→ REQUIRED WORK
a) Please edit the Bisotun news report, starting at the words "CHTO officials and" and stopping after "Heritage Center beforehand.", so that "World Heritage Center" becomes "World Heritage Committee".
b) Carry the Bisotun news report on from the point where it stops.

→ PASSAGE

TEHRAN, Aug. 28 (Mehr News Agency) -- Cultural Heritage and Tourism Organization (CHTO) director Esfandiar Rahim-Mashaii said that all construction activities are prohibited in the territory of the Bisotun ancient site, the Persian service of CHN reported on Monday.

Rahim-Mashaii emphasized that no agreement has been made on the recent activities in the area by the Kermanshah Petrochemical Company.

However, the officials of the petrochemical company say their activities are based on an agreement with the CHTO.

CHTO officials and city officials of Kermanshah and Bisotun had held several meetings in the past few months on observing the regulations set by UNESCO, which state that every new construction activity and every major change in the area must be approved by the World Heritage Center beforehand.

Bisotun, an ancient Iranian site bearing bas-reliefs and inscriptions of Darius the Great, along with 17 sites from other countries, was added to UNESCO's World Heritage List on July 13.

→ DATA EXTRACT

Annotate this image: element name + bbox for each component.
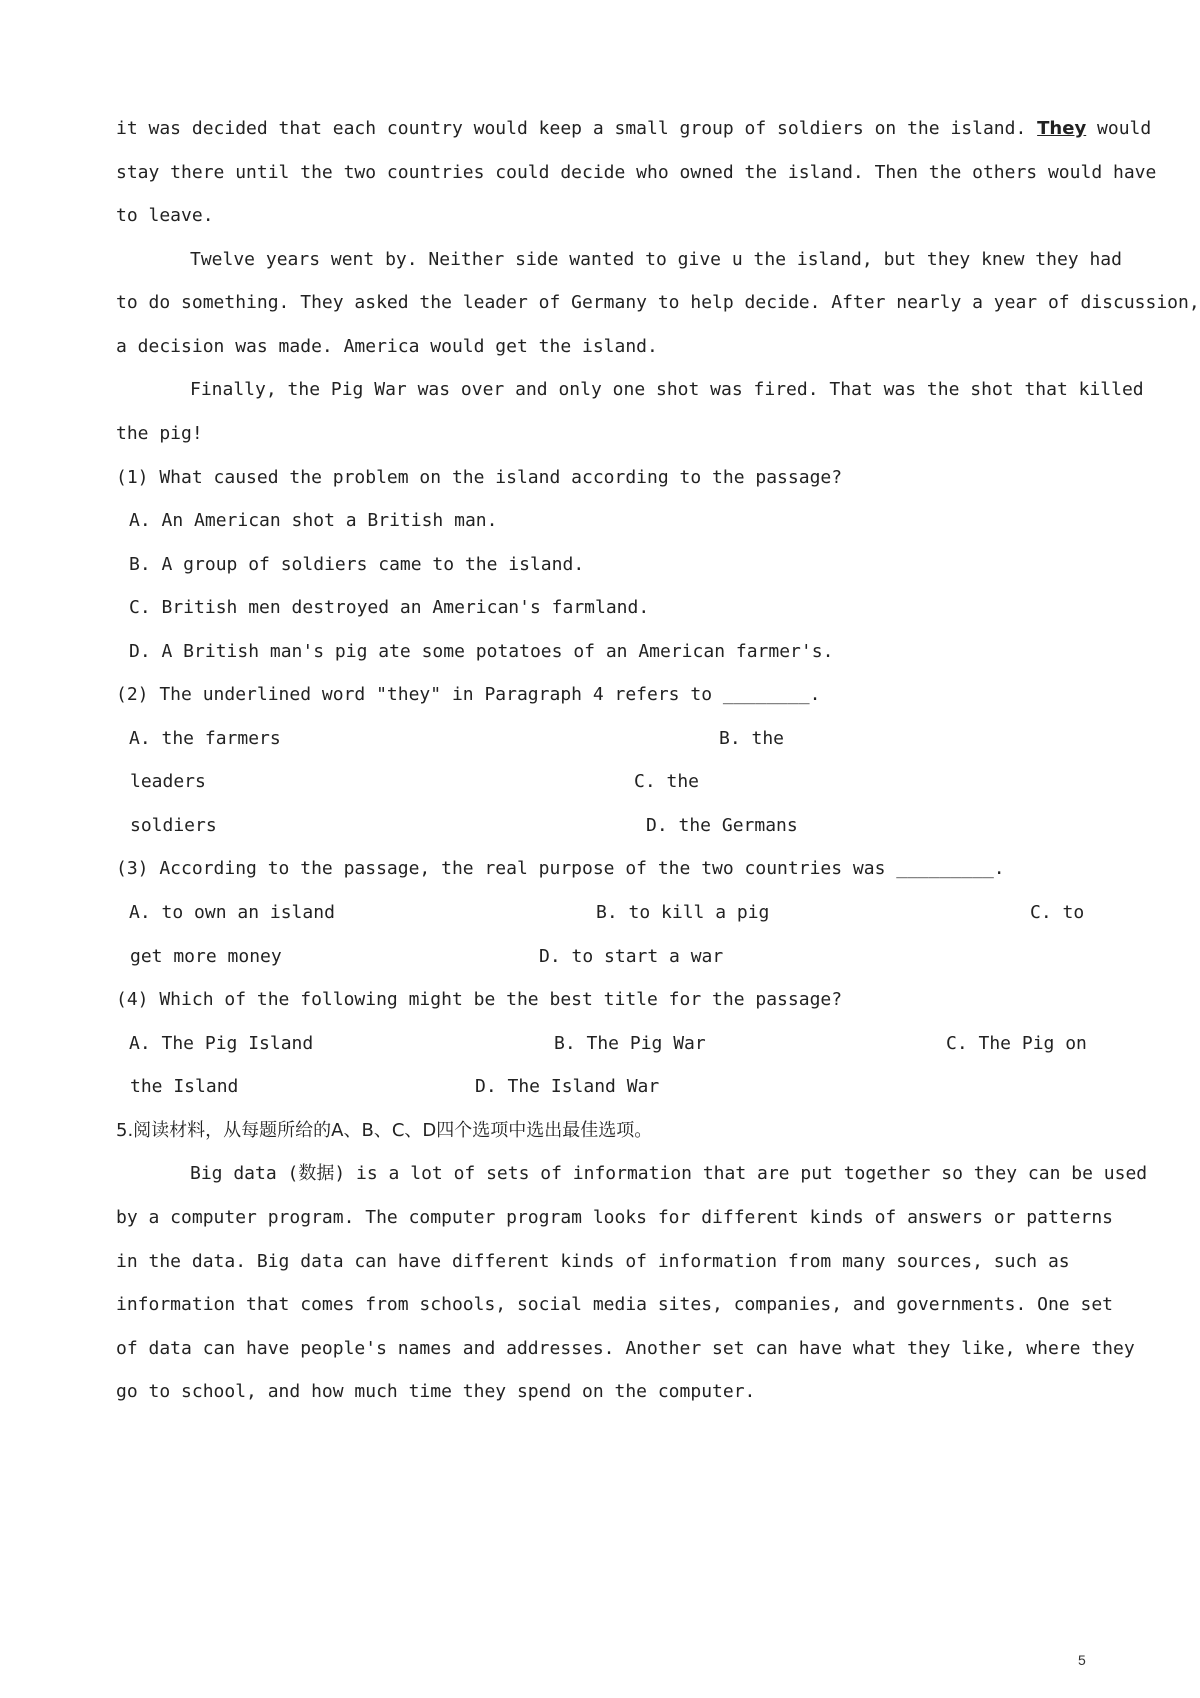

→ OUTPUTS IN ORDER
a)
CHTO officials and city officials of Kermanshah and Bisotun had held several meetings in the past few months on observing the regulations set by UNESCO, which state that every new construction activity and every major change in the area must be approved by the World Heritage Committee beforehand.

b)
However, only one month later, the construction of the industrial town of Hersin in the territory of Bisotun began, compelling the UNESCO World Heritage Center to send a letter to the CHTO demanding an explanation.

Bisotun (also known as Bistun) is located in western Iran, 30 kilometers east of the provincial capital Kermanshah, at the foot of the Zagros Mountains.

The area was on the ancient trade route linking the Iranian high plateau with Mesopotamia and contains remains from prehistoric times to the Median and Achaemenid eras.

The principal monument of this archaeological site is the bas-relief and cuneiform inscription ordered by Darius the Great shortly after he ascended to the throne of the Persian Empire in 521 BC.

The bas-relief portrays Darius holding a bow, as a sign of sovereignty and treading on the chest of a figure who lies on his back before him. According to legend, the figure represents Gaumata, the Median Magus and pretender to the throne whose assassination led to Darius's rise to power.

Below and around the bas-reliefs, there are about 1,200 lines of inscriptions telling the story of the battles Darius waged in 521-520 BC against the governors who attempted to dismantle the empire founded by Cyrus.